- **JOB**:
Identify the lines bearing the string "milliers" and gather them.

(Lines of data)
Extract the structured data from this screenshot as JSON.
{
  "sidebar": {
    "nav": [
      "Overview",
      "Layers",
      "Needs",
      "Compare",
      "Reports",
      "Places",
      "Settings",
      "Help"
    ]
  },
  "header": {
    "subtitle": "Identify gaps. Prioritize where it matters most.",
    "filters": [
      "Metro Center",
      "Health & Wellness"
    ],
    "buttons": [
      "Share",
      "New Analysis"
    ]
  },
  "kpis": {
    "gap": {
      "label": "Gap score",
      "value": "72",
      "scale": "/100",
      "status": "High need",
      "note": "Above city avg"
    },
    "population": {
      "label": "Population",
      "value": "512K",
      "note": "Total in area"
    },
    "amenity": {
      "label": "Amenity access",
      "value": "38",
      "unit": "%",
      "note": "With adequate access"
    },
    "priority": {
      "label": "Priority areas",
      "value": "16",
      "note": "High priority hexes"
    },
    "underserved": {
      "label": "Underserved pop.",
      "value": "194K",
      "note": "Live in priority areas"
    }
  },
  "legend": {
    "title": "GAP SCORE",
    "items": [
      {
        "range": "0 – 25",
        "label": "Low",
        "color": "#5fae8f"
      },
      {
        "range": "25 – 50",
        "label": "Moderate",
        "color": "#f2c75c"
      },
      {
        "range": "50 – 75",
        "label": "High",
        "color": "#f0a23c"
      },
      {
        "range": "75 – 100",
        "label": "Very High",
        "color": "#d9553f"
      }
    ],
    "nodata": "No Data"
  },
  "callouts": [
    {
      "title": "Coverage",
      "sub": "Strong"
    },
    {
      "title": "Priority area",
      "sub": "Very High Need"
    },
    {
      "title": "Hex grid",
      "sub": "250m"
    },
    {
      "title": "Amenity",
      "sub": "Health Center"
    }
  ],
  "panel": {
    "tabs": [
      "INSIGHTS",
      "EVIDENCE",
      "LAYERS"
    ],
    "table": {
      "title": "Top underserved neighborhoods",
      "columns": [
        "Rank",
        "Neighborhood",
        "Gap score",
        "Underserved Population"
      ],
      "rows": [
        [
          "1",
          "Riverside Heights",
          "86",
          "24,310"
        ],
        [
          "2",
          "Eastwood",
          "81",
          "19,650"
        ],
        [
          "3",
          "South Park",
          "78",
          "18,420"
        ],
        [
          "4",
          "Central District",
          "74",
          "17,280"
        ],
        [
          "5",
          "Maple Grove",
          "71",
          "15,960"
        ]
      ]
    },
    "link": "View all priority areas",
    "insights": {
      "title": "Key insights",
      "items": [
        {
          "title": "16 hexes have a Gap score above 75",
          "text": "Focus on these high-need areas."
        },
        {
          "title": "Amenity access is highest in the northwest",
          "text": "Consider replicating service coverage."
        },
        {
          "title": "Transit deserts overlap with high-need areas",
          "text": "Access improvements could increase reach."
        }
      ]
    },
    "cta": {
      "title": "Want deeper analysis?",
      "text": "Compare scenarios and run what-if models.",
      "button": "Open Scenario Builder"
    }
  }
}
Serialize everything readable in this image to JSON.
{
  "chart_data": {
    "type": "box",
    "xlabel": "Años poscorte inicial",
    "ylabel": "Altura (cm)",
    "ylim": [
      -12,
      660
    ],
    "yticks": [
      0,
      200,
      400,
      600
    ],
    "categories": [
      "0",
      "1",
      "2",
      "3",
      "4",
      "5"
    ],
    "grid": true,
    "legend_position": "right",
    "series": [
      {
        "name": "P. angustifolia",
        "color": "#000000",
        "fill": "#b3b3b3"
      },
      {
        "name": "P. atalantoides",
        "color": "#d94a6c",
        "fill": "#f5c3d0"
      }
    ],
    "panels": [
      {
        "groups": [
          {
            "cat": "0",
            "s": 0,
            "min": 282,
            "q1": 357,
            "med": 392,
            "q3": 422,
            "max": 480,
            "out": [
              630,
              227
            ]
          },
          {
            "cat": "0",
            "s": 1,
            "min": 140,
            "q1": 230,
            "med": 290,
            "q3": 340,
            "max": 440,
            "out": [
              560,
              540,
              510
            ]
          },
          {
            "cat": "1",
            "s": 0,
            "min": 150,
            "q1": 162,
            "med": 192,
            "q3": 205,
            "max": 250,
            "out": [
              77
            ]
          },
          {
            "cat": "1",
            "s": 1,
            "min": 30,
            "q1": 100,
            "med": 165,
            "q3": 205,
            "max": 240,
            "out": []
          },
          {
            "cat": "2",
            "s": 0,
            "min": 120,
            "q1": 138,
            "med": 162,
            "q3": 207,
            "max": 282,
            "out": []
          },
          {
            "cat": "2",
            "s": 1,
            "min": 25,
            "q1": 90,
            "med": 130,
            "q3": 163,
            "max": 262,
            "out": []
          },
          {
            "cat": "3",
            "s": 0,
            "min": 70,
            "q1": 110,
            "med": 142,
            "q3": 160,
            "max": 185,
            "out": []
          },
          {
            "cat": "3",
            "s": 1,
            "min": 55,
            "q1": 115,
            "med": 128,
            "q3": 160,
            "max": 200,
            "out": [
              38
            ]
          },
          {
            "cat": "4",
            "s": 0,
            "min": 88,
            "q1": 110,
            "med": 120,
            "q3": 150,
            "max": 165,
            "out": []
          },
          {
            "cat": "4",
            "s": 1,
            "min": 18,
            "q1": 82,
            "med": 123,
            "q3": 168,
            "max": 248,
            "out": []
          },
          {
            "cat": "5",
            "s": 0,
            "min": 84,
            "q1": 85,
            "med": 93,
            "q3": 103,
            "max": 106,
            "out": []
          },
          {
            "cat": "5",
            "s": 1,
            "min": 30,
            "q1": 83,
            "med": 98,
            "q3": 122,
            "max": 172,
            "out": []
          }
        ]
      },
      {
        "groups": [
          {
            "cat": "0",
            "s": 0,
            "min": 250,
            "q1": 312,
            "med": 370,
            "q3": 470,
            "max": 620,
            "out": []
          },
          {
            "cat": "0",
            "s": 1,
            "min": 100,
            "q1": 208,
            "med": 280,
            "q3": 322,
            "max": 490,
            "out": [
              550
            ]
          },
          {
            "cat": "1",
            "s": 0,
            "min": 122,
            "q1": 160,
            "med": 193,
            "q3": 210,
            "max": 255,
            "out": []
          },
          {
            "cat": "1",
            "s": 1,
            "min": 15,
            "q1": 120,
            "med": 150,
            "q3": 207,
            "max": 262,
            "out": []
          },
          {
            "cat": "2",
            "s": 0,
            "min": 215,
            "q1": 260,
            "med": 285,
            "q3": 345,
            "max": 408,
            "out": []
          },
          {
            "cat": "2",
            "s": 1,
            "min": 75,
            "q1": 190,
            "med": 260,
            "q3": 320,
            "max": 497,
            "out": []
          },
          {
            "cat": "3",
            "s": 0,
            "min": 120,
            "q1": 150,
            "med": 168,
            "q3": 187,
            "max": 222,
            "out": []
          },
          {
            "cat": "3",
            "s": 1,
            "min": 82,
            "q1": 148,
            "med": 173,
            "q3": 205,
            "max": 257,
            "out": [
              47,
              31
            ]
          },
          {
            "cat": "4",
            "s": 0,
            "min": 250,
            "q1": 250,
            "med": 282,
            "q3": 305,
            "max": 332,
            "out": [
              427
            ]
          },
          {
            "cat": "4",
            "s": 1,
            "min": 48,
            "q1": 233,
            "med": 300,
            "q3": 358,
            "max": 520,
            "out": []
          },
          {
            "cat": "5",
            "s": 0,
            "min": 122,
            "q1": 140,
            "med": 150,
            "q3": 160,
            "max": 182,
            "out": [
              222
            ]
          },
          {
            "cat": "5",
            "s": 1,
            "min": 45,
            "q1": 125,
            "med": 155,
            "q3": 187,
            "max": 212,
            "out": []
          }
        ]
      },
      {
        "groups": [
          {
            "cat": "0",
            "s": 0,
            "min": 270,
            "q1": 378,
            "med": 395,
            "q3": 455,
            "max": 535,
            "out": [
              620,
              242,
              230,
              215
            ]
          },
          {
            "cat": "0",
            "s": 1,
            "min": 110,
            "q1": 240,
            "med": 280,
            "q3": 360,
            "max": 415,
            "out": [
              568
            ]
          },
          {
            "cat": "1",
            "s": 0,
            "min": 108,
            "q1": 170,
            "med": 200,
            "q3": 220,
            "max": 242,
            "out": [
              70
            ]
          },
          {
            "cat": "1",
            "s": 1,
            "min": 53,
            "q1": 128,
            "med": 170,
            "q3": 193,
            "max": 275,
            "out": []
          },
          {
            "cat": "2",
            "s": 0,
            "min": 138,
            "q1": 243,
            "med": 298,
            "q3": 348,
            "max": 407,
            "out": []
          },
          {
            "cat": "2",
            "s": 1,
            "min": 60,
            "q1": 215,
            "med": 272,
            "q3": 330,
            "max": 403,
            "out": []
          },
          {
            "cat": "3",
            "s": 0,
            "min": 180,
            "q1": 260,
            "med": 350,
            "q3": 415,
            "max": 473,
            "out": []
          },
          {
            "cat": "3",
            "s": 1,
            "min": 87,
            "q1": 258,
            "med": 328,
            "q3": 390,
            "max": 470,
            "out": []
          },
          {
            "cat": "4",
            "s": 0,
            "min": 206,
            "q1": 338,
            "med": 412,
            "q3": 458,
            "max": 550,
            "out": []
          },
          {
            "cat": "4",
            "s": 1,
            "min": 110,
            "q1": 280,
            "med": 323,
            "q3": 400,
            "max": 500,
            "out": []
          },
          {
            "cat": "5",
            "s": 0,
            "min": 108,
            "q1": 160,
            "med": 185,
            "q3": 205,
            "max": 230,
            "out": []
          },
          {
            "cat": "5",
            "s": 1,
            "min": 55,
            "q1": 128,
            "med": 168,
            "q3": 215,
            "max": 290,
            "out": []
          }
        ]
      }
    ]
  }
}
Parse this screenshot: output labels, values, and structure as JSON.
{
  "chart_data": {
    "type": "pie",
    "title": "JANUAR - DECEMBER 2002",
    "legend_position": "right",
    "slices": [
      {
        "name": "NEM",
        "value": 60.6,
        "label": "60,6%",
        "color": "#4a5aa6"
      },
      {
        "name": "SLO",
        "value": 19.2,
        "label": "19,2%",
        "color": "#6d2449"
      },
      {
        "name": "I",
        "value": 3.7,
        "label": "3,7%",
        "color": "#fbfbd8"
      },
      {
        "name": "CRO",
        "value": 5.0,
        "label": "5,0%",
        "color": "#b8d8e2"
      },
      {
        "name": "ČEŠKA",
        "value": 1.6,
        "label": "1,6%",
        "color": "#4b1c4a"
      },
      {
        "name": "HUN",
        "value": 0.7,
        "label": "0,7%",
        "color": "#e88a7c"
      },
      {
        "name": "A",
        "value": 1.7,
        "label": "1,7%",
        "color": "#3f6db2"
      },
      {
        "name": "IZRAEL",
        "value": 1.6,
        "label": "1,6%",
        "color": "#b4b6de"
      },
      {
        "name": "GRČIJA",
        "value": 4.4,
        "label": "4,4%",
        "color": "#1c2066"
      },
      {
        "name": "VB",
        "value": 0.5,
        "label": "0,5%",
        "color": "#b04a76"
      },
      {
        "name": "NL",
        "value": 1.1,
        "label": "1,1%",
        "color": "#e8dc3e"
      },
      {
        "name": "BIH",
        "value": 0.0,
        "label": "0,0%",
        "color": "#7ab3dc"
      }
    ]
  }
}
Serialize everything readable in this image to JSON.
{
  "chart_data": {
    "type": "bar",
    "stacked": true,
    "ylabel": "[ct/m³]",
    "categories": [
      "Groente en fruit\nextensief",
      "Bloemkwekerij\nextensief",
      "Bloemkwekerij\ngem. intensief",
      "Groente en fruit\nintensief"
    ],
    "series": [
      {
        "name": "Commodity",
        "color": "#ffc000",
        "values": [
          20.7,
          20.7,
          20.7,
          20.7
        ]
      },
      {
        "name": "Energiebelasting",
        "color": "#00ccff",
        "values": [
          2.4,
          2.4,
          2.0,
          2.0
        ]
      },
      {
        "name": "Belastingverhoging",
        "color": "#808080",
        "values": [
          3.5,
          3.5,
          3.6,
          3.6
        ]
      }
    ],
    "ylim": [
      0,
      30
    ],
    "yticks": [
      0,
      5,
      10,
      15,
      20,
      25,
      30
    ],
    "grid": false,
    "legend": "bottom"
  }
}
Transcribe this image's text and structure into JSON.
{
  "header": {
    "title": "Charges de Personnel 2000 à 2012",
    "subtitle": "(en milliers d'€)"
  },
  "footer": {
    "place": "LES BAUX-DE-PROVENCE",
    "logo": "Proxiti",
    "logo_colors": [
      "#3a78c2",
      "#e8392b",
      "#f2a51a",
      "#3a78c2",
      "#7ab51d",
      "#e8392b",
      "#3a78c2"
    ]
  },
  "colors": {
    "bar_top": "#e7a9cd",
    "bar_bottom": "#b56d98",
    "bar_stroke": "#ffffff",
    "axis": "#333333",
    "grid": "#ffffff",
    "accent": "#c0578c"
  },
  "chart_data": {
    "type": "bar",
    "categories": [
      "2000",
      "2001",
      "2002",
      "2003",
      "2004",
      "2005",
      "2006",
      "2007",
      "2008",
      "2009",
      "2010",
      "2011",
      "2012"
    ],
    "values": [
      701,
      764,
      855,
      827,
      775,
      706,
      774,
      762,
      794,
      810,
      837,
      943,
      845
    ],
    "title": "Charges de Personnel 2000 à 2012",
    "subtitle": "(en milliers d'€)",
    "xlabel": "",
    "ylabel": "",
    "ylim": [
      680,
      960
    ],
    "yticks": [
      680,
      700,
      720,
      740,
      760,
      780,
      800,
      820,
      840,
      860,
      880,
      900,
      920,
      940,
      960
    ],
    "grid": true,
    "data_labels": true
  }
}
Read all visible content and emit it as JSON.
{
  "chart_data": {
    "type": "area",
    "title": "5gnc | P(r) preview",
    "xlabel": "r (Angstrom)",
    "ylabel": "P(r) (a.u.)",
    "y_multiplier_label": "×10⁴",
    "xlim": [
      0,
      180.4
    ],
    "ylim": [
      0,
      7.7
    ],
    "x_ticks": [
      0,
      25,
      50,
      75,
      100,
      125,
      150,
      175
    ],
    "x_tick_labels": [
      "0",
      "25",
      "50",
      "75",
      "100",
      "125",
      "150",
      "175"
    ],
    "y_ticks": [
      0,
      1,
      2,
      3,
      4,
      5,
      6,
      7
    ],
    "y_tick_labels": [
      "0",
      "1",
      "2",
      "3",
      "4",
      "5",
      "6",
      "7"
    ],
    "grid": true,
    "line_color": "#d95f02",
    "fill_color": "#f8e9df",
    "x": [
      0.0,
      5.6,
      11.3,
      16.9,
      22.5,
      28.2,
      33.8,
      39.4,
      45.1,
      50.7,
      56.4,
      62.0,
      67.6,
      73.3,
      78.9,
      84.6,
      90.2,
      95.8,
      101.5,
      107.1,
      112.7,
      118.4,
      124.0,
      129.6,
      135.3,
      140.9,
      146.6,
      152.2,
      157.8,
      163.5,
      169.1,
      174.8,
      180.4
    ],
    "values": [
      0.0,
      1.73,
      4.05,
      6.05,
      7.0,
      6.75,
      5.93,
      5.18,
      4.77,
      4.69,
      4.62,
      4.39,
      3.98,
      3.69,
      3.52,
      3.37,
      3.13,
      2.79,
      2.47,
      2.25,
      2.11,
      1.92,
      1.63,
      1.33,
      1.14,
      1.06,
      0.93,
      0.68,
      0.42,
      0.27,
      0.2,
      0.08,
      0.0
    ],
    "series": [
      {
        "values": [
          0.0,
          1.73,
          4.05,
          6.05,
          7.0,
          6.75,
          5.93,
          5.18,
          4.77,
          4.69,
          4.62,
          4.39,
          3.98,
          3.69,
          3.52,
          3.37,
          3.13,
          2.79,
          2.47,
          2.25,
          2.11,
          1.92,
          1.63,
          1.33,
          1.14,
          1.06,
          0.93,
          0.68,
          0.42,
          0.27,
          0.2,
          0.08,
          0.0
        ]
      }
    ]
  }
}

- **ANSWER TO THIS TASK**:
    "subtitle": "(en milliers d'€)"
    "subtitle": "(en milliers d'€)",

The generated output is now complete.